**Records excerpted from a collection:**
◇ ◇ ◇ ◇ ◇ ◇ ◇

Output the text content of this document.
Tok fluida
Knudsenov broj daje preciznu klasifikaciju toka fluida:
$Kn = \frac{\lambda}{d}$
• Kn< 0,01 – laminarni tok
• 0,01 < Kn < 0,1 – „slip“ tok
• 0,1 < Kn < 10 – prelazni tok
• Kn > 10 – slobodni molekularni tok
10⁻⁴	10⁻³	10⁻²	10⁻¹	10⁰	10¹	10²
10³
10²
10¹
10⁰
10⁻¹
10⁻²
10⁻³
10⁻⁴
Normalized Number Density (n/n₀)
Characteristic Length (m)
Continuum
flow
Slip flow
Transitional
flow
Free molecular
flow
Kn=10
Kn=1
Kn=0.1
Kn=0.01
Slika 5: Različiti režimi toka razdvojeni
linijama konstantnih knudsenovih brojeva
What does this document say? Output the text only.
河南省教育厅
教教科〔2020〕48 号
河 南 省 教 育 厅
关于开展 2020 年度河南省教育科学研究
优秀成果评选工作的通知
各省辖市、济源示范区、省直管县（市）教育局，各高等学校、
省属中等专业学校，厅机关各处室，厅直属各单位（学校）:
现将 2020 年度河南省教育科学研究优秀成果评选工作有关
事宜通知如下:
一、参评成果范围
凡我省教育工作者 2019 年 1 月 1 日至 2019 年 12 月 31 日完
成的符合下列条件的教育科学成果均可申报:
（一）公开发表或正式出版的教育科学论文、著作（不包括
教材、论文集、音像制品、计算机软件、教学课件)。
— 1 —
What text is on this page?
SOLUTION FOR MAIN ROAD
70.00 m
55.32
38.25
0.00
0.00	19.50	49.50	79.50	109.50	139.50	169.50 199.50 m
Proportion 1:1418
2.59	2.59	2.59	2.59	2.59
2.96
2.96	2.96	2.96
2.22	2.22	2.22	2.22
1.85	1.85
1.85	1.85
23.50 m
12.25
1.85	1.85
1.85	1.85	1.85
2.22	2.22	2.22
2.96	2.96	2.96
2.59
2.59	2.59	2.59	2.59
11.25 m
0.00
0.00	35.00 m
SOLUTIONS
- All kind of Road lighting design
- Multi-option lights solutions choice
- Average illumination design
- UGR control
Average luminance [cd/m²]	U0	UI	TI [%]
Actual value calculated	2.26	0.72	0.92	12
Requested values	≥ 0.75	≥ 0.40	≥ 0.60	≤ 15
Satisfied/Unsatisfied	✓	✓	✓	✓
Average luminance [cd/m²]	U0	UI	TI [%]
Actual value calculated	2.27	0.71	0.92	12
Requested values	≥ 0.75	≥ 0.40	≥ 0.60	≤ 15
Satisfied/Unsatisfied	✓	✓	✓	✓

◇ ◇ ◇ ◇ ◇ ◇ ◇

**PROBLEM:** Copy down every line of the entries containing the word "Actual".

**EXPECTED ANSWER:**
Actual value calculated	2.26	0.72	0.92	12
Actual value calculated	2.27	0.71	0.92	12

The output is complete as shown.